(Saved entries)
---*---

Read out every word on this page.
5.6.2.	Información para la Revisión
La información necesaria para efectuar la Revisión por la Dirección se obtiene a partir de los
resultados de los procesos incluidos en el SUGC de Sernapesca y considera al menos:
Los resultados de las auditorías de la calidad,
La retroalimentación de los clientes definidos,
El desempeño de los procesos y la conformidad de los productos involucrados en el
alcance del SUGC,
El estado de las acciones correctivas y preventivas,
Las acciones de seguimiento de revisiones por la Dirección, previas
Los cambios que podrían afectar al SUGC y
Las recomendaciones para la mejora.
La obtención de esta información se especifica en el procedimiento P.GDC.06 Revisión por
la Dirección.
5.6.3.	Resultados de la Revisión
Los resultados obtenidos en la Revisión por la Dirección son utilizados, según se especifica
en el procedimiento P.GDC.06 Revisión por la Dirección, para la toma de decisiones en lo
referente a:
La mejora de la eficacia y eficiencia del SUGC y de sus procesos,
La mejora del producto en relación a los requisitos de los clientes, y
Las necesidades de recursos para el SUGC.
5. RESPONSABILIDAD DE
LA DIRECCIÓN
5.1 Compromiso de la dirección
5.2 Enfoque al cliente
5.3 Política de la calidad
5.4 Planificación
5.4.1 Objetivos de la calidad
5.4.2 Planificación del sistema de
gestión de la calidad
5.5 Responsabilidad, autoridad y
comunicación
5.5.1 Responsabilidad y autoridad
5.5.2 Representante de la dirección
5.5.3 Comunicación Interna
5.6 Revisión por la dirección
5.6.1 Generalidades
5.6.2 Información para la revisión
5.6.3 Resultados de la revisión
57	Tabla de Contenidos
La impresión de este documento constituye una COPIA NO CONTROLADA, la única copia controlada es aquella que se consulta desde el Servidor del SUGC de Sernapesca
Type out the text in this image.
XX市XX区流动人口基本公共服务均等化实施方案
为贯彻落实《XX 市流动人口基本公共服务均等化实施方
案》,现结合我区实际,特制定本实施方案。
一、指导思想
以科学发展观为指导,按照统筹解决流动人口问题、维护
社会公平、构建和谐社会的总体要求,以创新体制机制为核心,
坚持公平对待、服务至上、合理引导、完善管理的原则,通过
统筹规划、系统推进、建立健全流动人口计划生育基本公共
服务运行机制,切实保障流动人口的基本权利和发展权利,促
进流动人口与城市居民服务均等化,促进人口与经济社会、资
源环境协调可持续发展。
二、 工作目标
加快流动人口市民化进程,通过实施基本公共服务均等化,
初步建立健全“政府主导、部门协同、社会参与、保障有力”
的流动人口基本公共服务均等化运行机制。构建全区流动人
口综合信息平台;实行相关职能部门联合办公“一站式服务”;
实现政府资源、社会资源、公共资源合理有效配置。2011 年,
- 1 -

---*---

* _What you will do_: Go through the records and print each one exactly.

* _Full output_:
Read out every word on this page.
5.6.2.	Información para la Revisión
La información necesaria para efectuar la Revisión por la Dirección se obtiene a partir de los
resultados de los procesos incluidos en el SUGC de Sernapesca y considera al menos:
Los resultados de las auditorías de la calidad,
La retroalimentación de los clientes definidos,
El desempeño de los procesos y la conformidad de los productos involucrados en el
alcance del SUGC,
El estado de las acciones correctivas y preventivas,
Las acciones de seguimiento de revisiones por la Dirección, previas
Los cambios que podrían afectar al SUGC y
Las recomendaciones para la mejora.
La obtención de esta información se especifica en el procedimiento P.GDC.06 Revisión por
la Dirección.
5.6.3.	Resultados de la Revisión
Los resultados obtenidos en la Revisión por la Dirección son utilizados, según se especifica
en el procedimiento P.GDC.06 Revisión por la Dirección, para la toma de decisiones en lo
referente a:
La mejora de la eficacia y eficiencia del SUGC y de sus procesos,
La mejora del producto en relación a los requisitos de los clientes, y
Las necesidades de recursos para el SUGC.
5. RESPONSABILIDAD DE
LA DIRECCIÓN
5.1 Compromiso de la dirección
5.2 Enfoque al cliente
5.3 Política de la calidad
5.4 Planificación
5.4.1 Objetivos de la calidad
5.4.2 Planificación del sistema de
gestión de la calidad
5.5 Responsabilidad, autoridad y
comunicación
5.5.1 Responsabilidad y autoridad
5.5.2 Representante de la dirección
5.5.3 Comunicación Interna
5.6 Revisión por la dirección
5.6.1 Generalidades
5.6.2 Información para la revisión
5.6.3 Resultados de la revisión
57	Tabla de Contenidos
La impresión de este documento constituye una COPIA NO CONTROLADA, la única copia controlada es aquella que se consulta desde el Servidor del SUGC de Sernapesca
Type out the text in this image.
XX市XX区流动人口基本公共服务均等化实施方案
为贯彻落实《XX 市流动人口基本公共服务均等化实施方
案》,现结合我区实际,特制定本实施方案。
一、指导思想
以科学发展观为指导,按照统筹解决流动人口问题、维护
社会公平、构建和谐社会的总体要求,以创新体制机制为核心,
坚持公平对待、服务至上、合理引导、完善管理的原则,通过
统筹规划、系统推进、建立健全流动人口计划生育基本公共
服务运行机制,切实保障流动人口的基本权利和发展权利,促
进流动人口与城市居民服务均等化,促进人口与经济社会、资
源环境协调可持续发展。
二、 工作目标
加快流动人口市民化进程,通过实施基本公共服务均等化,
初步建立健全“政府主导、部门协同、社会参与、保障有力”
的流动人口基本公共服务均等化运行机制。构建全区流动人
口综合信息平台;实行相关职能部门联合办公“一站式服务”;
实现政府资源、社会资源、公共资源合理有效配置。2011 年,
- 1 -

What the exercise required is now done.